* **DATA**:

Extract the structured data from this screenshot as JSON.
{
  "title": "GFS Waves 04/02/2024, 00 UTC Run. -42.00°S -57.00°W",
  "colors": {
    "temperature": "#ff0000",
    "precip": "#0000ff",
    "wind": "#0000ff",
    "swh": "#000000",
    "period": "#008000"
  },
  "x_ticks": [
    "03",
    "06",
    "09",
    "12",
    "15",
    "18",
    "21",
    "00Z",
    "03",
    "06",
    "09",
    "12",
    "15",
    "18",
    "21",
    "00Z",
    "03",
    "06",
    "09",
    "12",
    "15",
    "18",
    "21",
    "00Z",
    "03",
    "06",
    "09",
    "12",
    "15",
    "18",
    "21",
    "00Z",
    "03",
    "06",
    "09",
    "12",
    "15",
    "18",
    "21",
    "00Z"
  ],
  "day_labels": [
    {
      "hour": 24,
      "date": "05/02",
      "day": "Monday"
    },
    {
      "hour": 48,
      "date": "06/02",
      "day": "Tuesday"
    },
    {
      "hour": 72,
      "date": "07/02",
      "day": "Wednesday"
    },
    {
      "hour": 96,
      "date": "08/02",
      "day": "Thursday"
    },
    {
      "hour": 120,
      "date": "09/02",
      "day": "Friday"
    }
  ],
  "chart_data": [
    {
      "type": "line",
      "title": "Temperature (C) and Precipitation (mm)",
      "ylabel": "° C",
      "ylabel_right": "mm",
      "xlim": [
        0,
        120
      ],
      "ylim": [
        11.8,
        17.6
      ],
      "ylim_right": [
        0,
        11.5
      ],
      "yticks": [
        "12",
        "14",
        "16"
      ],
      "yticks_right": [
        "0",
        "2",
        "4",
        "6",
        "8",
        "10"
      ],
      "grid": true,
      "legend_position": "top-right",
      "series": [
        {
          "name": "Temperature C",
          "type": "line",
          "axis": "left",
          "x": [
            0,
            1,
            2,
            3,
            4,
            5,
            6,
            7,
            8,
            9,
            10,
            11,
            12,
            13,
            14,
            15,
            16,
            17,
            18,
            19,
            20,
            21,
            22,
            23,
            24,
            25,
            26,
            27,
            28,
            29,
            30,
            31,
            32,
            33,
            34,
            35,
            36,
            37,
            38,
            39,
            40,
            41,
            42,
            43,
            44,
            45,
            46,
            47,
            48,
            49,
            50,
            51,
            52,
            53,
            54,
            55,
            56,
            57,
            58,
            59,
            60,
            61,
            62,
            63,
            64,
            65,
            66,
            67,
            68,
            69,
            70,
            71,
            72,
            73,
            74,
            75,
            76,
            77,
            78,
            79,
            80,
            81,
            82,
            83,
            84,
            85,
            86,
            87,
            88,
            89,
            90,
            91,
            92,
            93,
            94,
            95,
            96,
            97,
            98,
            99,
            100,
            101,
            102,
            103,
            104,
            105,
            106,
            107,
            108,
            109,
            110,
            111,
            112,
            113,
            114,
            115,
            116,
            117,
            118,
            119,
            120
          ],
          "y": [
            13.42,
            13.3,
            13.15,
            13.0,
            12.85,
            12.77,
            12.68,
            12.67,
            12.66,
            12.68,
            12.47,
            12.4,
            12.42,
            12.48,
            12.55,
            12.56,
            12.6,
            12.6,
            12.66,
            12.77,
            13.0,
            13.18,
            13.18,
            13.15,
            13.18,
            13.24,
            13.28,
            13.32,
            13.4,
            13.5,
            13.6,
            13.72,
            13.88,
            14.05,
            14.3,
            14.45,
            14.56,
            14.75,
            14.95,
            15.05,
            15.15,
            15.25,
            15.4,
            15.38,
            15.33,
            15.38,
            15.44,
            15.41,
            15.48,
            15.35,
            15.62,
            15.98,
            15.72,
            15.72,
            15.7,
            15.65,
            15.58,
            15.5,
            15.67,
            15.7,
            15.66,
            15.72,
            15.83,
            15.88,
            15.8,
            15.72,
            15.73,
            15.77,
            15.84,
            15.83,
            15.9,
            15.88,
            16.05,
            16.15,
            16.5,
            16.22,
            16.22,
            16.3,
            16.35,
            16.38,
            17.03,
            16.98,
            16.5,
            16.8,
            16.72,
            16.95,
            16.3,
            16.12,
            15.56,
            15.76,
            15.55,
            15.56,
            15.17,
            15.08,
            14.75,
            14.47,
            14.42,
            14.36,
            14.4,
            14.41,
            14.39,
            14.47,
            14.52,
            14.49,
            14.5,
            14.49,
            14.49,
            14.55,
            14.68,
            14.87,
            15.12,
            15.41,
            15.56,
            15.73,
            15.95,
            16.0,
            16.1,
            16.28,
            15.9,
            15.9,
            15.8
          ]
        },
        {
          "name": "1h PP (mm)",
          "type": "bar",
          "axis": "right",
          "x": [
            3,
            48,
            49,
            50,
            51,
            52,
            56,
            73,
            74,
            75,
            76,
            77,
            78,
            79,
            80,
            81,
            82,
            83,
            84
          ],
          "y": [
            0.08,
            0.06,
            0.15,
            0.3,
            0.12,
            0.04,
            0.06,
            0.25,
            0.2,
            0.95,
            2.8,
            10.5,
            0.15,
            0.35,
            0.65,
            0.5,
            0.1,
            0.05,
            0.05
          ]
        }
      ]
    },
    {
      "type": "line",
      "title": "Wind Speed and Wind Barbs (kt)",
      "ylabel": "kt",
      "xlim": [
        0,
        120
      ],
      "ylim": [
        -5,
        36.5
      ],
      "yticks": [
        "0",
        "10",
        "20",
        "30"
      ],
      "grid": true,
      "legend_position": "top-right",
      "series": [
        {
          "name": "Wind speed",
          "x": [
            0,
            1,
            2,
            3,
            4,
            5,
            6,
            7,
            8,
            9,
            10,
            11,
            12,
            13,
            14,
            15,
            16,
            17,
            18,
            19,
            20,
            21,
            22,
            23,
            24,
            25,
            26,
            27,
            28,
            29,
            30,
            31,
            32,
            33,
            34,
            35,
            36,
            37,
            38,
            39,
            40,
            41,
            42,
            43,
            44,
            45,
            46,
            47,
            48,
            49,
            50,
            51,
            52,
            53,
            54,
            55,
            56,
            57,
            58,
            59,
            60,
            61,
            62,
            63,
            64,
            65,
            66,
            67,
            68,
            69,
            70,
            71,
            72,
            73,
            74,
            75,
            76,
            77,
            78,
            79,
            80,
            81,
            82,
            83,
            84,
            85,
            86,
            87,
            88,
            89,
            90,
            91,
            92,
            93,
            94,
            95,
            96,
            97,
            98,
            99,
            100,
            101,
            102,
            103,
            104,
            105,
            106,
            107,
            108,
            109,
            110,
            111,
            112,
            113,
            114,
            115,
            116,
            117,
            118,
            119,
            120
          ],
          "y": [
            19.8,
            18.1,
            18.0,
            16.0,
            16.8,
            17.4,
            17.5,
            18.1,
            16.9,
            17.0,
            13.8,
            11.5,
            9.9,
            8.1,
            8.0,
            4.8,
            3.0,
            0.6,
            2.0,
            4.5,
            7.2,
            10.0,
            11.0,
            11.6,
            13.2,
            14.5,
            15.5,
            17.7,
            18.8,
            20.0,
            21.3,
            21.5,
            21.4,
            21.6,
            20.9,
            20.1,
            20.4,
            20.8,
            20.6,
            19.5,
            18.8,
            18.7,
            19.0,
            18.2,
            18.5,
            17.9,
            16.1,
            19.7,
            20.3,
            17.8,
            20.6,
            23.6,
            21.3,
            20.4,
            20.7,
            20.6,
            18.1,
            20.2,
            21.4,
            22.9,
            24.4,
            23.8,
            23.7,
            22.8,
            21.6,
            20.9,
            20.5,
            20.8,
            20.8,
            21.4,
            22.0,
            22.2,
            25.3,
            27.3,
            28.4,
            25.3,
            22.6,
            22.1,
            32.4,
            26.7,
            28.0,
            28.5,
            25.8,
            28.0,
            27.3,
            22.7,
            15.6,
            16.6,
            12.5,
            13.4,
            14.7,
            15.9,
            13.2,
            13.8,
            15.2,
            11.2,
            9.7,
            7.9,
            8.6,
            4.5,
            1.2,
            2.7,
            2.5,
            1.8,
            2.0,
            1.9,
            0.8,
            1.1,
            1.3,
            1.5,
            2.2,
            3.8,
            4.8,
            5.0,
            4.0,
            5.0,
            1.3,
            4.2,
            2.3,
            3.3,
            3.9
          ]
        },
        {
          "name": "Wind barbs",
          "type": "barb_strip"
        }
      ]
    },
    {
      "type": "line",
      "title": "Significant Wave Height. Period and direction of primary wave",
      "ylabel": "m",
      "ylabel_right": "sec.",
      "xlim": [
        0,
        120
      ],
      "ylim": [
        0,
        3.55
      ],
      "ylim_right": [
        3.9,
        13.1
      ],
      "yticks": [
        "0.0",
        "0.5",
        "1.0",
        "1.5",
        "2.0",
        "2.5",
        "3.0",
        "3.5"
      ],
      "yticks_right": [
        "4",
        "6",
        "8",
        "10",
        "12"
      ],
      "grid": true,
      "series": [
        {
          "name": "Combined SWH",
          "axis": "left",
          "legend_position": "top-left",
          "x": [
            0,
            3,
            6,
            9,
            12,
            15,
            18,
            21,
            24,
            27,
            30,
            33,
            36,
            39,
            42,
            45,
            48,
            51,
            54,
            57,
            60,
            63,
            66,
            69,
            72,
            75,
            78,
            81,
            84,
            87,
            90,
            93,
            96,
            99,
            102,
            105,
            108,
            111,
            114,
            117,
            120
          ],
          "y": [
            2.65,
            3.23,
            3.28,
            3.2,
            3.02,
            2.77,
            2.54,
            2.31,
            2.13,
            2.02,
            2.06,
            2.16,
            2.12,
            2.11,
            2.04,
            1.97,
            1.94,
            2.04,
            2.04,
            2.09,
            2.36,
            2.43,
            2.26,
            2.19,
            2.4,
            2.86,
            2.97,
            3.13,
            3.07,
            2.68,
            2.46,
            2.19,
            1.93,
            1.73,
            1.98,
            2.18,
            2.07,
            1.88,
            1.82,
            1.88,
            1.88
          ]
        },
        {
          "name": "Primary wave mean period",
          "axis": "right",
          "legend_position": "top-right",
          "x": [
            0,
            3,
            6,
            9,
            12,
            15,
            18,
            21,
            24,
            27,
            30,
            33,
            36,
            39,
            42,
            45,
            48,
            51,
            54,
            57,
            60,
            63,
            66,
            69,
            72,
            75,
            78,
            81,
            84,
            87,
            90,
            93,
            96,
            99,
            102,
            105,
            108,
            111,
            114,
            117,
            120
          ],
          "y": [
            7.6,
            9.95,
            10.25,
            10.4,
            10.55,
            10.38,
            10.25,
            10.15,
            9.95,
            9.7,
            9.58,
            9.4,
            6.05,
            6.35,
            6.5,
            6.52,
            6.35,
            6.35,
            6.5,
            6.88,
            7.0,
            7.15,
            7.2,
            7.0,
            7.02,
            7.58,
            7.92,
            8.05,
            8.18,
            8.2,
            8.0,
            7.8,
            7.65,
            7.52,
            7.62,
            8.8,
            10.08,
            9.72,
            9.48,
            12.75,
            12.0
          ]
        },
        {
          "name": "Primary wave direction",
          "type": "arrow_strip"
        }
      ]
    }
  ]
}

* **WORK TO DO**:
Find each line holding the string "type" and copy it out.

* **EXERCISE RESULT**:
      "type": "line",
          "type": "line",
          "type": "bar",
      "type": "line",
          "type": "barb_strip"
      "type": "line",
          "type": "arrow_strip"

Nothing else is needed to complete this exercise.